[Data extracted from a collection]
Segment Open
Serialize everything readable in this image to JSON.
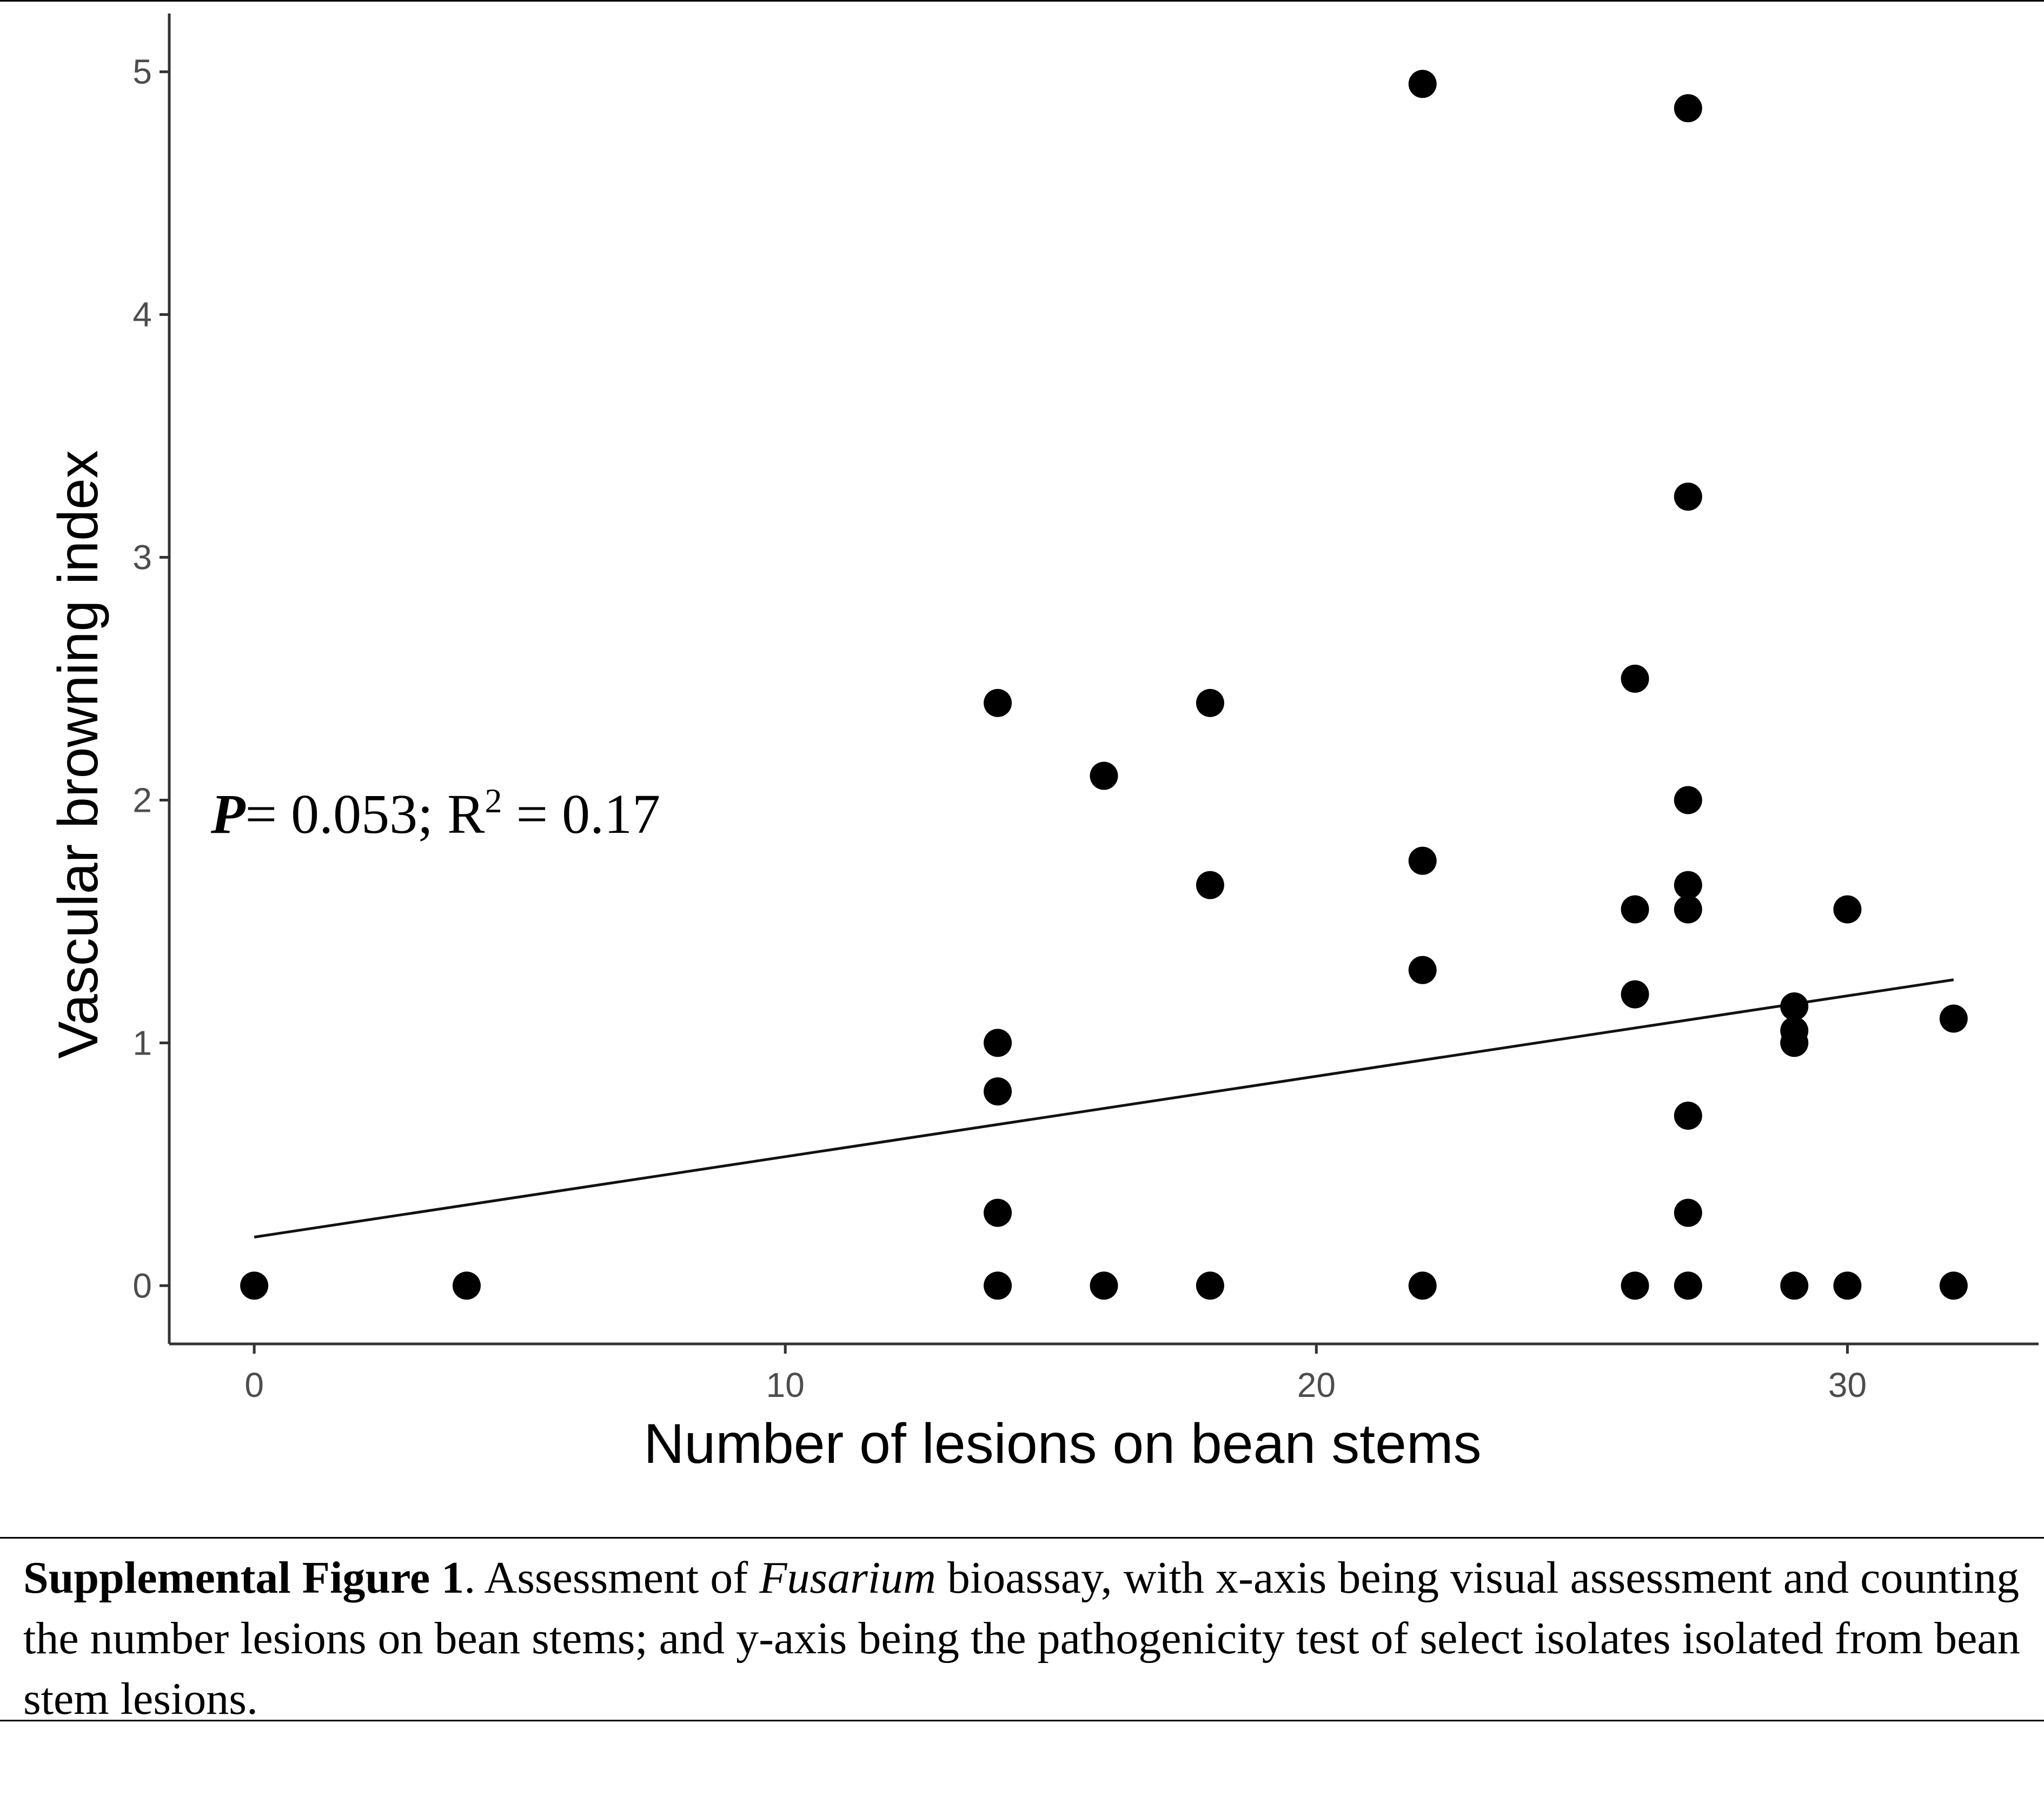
{
  "chart_data": {
    "type": "scatter",
    "xlabel": "Number of lesions on bean stems",
    "ylabel": "Vascular browning index",
    "x_ticks": [
      "0",
      "10",
      "20",
      "30"
    ],
    "y_ticks": [
      "0",
      "1",
      "2",
      "3",
      "4",
      "5"
    ],
    "xlim": [
      -1.6,
      33.6
    ],
    "ylim": [
      -0.24,
      5.24
    ],
    "grid": false,
    "legend": "none",
    "point_color": "#000000",
    "points": [
      {
        "x": 0,
        "y": 0
      },
      {
        "x": 4,
        "y": 0
      },
      {
        "x": 14,
        "y": 2.4
      },
      {
        "x": 14,
        "y": 1.0
      },
      {
        "x": 14,
        "y": 0.8
      },
      {
        "x": 14,
        "y": 0.3
      },
      {
        "x": 14,
        "y": 0
      },
      {
        "x": 16,
        "y": 2.1
      },
      {
        "x": 16,
        "y": 0
      },
      {
        "x": 18,
        "y": 2.4
      },
      {
        "x": 18,
        "y": 1.65
      },
      {
        "x": 18,
        "y": 0
      },
      {
        "x": 22,
        "y": 4.95
      },
      {
        "x": 22,
        "y": 1.75
      },
      {
        "x": 22,
        "y": 1.3
      },
      {
        "x": 22,
        "y": 0
      },
      {
        "x": 26,
        "y": 2.5
      },
      {
        "x": 26,
        "y": 1.55
      },
      {
        "x": 26,
        "y": 1.2
      },
      {
        "x": 26,
        "y": 0
      },
      {
        "x": 27,
        "y": 4.85
      },
      {
        "x": 27,
        "y": 3.25
      },
      {
        "x": 27,
        "y": 2.0
      },
      {
        "x": 27,
        "y": 1.65
      },
      {
        "x": 27,
        "y": 1.55
      },
      {
        "x": 27,
        "y": 0.7
      },
      {
        "x": 27,
        "y": 0.3
      },
      {
        "x": 27,
        "y": 0
      },
      {
        "x": 29,
        "y": 1.15
      },
      {
        "x": 29,
        "y": 1.05
      },
      {
        "x": 29,
        "y": 1.0
      },
      {
        "x": 29,
        "y": 0
      },
      {
        "x": 30,
        "y": 1.55
      },
      {
        "x": 30,
        "y": 0
      },
      {
        "x": 32,
        "y": 1.1
      },
      {
        "x": 32,
        "y": 0
      }
    ],
    "trendline": {
      "from": {
        "x": 0,
        "y": 0.2
      },
      "to": {
        "x": 32,
        "y": 1.26
      }
    },
    "annotation": {
      "p_label": "P",
      "p_text": "= 0.053; R",
      "r2_superscript": "2",
      "r2_text": " = 0.17"
    }
  },
  "caption": {
    "label": "Supplemental Figure 1",
    "text_before_italic": ". Assessment of ",
    "italic": "Fusarium",
    "text_after_italic": " bioassay, with x-axis being visual assessment and counting the number lesions on bean stems; and y-axis being the pathogenicity test of select isolates isolated from bean stem lesions."
  }
}
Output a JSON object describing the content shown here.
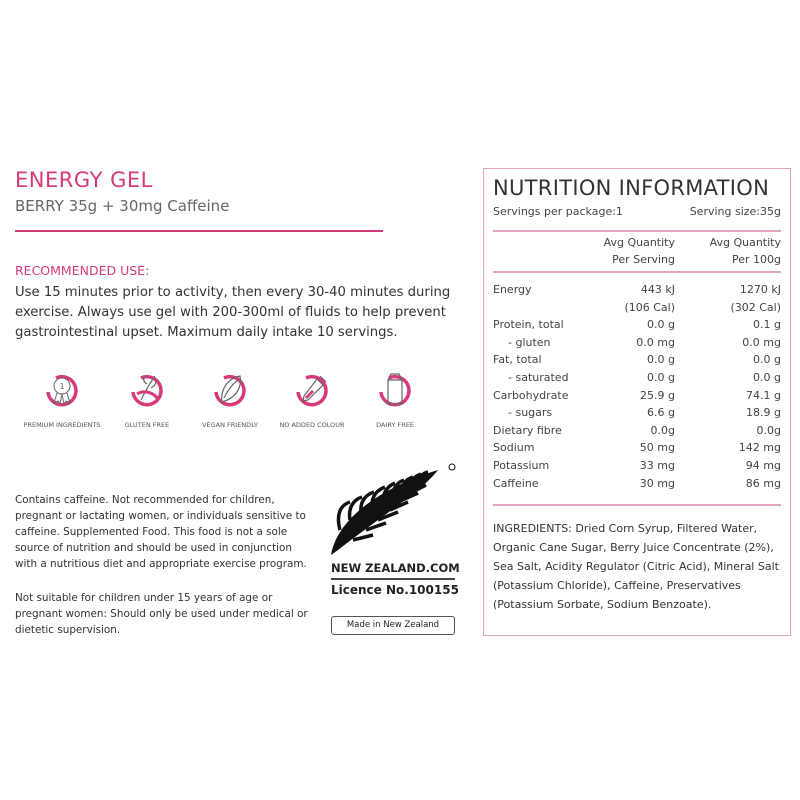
{
  "product": {
    "title": "ENERGY GEL",
    "subtitle": "BERRY 35g + 30mg Caffeine",
    "accent_color": "#d63a7a"
  },
  "recommended_use": {
    "heading": "RECOMMENDED USE:",
    "text": "Use 15 minutes prior to activity, then every 30-40 minutes during exercise. Always use gel with 200-300ml of fluids to help prevent gastrointestinal upset. Maximum daily intake 10 servings."
  },
  "badges": [
    {
      "icon": "ribbon-medal-icon",
      "label": "PREMIUM INGREDIENTS"
    },
    {
      "icon": "wheat-crossed-icon",
      "label": "GLUTEN FREE"
    },
    {
      "icon": "leaf-icon",
      "label": "VEGAN FRIENDLY"
    },
    {
      "icon": "dropper-icon",
      "label": "NO ADDED COLOUR"
    },
    {
      "icon": "milk-carton-icon",
      "label": "DAIRY FREE"
    }
  ],
  "warnings": [
    "Contains caffeine. Not recommended for children, pregnant or lactating women, or individuals sensitive to caffeine. Supplemented Food. This food is not a sole source of nutrition and should be used in conjunction with a nutritious diet and appropriate exercise program.",
    "Not suitable for children under 15 years of age or pregnant women: Should only be used under medical or dietetic supervision."
  ],
  "nz_logo": {
    "site": "NEW ZEALAND.COM",
    "licence": "Licence No.100155",
    "made_in": "Made in New Zealand"
  },
  "nutrition": {
    "title": "NUTRITION INFORMATION",
    "servings_per_package": "Servings per package:1",
    "serving_size": "Serving size:35g",
    "col1_header": [
      "Avg Quantity",
      "Per Serving"
    ],
    "col2_header": [
      "Avg Quantity",
      "Per 100g"
    ],
    "rows": [
      {
        "label": "Energy",
        "per_serving": "443 kJ",
        "per_100g": "1270 kJ"
      },
      {
        "label": "",
        "per_serving": "(106 Cal)",
        "per_100g": "(302 Cal)"
      },
      {
        "label": "Protein, total",
        "per_serving": "0.0 g",
        "per_100g": "0.1 g"
      },
      {
        "label": "- gluten",
        "per_serving": "0.0 mg",
        "per_100g": "0.0 mg",
        "indent": true
      },
      {
        "label": "Fat, total",
        "per_serving": "0.0 g",
        "per_100g": "0.0 g"
      },
      {
        "label": "- saturated",
        "per_serving": "0.0 g",
        "per_100g": "0.0 g",
        "indent": true
      },
      {
        "label": "Carbohydrate",
        "per_serving": "25.9 g",
        "per_100g": "74.1 g"
      },
      {
        "label": "- sugars",
        "per_serving": "6.6 g",
        "per_100g": "18.9 g",
        "indent": true
      },
      {
        "label": "Dietary fibre",
        "per_serving": "0.0g",
        "per_100g": "0.0g"
      },
      {
        "label": "Sodium",
        "per_serving": "50 mg",
        "per_100g": "142 mg"
      },
      {
        "label": "Potassium",
        "per_serving": "33 mg",
        "per_100g": "94 mg"
      },
      {
        "label": "Caffeine",
        "per_serving": "30 mg",
        "per_100g": "86 mg"
      }
    ],
    "ingredients": "INGREDIENTS: Dried Corn Syrup, Filtered Water, Organic Cane Sugar, Berry Juice Concentrate (2%), Sea Salt, Acidity Regulator (Citric Acid), Mineral Salt (Potassium Chloride), Caffeine, Preservatives (Potassium Sorbate, Sodium Benzoate)."
  }
}
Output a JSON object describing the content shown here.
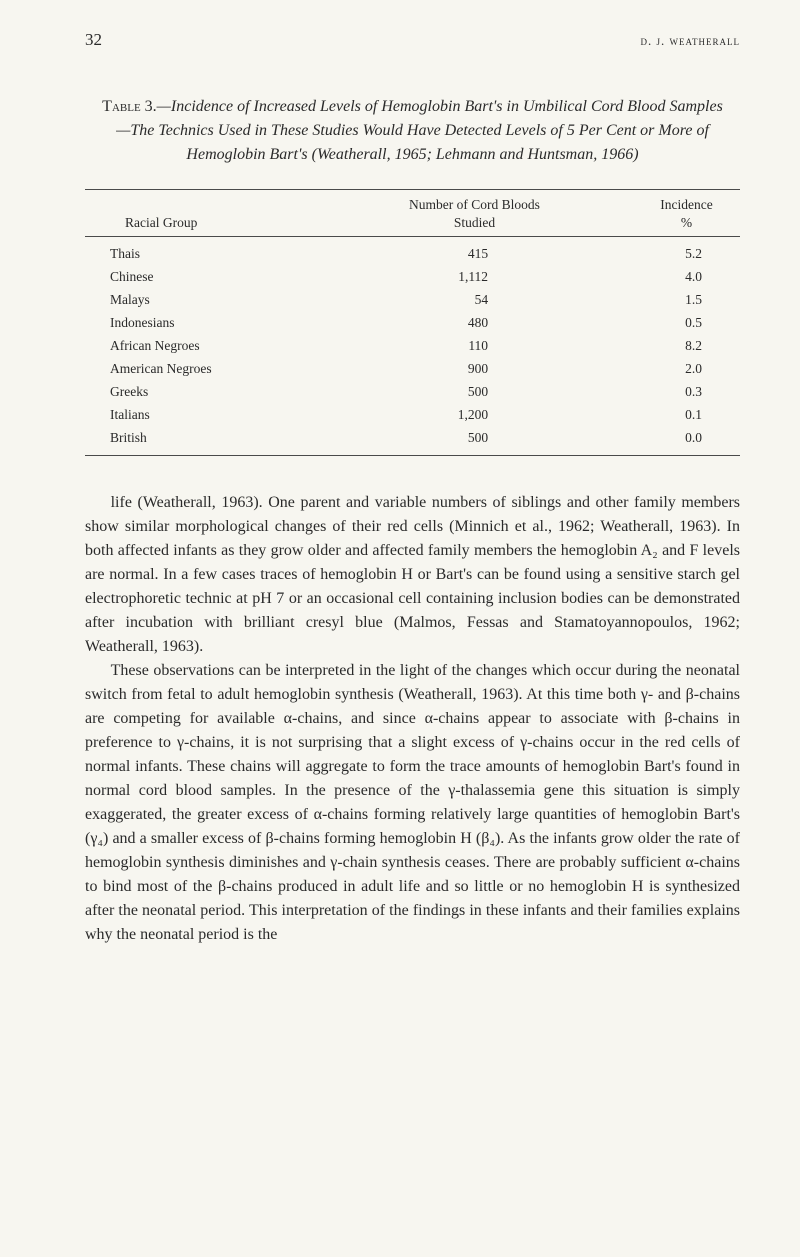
{
  "header": {
    "page_number": "32",
    "author": "d. j. weatherall"
  },
  "table": {
    "caption_lead": "Table 3.",
    "caption_rest": "—Incidence of Increased Levels of Hemoglobin Bart's in Umbilical Cord Blood Samples—The Technics Used in These Studies Would Have Detected Levels of 5 Per Cent or More of Hemoglobin Bart's (Weatherall, 1965; Lehmann and Huntsman, 1966)",
    "columns": {
      "group": "Racial Group",
      "number_l1": "Number of Cord Bloods",
      "number_l2": "Studied",
      "incidence_l1": "Incidence",
      "incidence_l2": "%"
    },
    "rows": [
      {
        "group": "Thais",
        "number": "415",
        "incidence": "5.2"
      },
      {
        "group": "Chinese",
        "number": "1,112",
        "incidence": "4.0"
      },
      {
        "group": "Malays",
        "number": "54",
        "incidence": "1.5"
      },
      {
        "group": "Indonesians",
        "number": "480",
        "incidence": "0.5"
      },
      {
        "group": "African Negroes",
        "number": "110",
        "incidence": "8.2"
      },
      {
        "group": "American Negroes",
        "number": "900",
        "incidence": "2.0"
      },
      {
        "group": "Greeks",
        "number": "500",
        "incidence": "0.3"
      },
      {
        "group": "Italians",
        "number": "1,200",
        "incidence": "0.1"
      },
      {
        "group": "British",
        "number": "500",
        "incidence": "0.0"
      }
    ]
  },
  "paragraphs": {
    "p1": "life (Weatherall, 1963). One parent and variable numbers of siblings and other family members show similar morphological changes of their red cells (Minnich et al., 1962; Weatherall, 1963). In both affected infants as they grow older and affected family members the hemoglobin A₂ and F levels are normal. In a few cases traces of hemoglobin H or Bart's can be found using a sensitive starch gel electrophoretic technic at pH 7 or an occasional cell containing inclusion bodies can be demonstrated after incubation with brilliant cresyl blue (Malmos, Fessas and Stamatoyanno­poulos, 1962; Weatherall, 1963).",
    "p2": "These observations can be interpreted in the light of the changes which occur during the neonatal switch from fetal to adult hemoglobin synthesis (Weatherall, 1963). At this time both γ- and β-chains are competing for available α-chains, and since α-chains appear to associate with β-chains in preference to γ-chains, it is not surprising that a slight excess of γ-chains occur in the red cells of normal infants. These chains will aggregate to form the trace amounts of hemoglobin Bart's found in normal cord blood samples. In the presence of the γ-thalassemia gene this situation is simply exaggerated, the greater excess of α-chains form­ing relatively large quantities of hemoglobin Bart's (γ₄) and a smaller excess of β-chains forming hemoglobin H (β₄). As the infants grow older the rate of hemoglobin synthesis diminishes and γ-chain synthesis ceases. There are probably sufficient α-chains to bind most of the β-chains produced in adult life and so little or no hemoglobin H is synthe­sized after the neonatal period. This interpretation of the findings in these infants and their families explains why the neonatal period is the"
  }
}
Segment Closed
Your goal: All lines above that include the word "exercise" must be copied into the answer.

Answer section:
    "text": "Use 15 minutes prior to activity, then every 30-40 minutes during exercise. Always use gel with 200-300ml of fluids to help prevent gastrointestinal upset. Maximum daily intake 10 servings."
    "Contains caffeine. Not recommended for children, pregnant or lactating women, or individuals sensitive to caffeine. Supplemented Food. This food is not a sole source of nutrition and should be used in conjunction with a nutritious diet and appropriate exercise program.",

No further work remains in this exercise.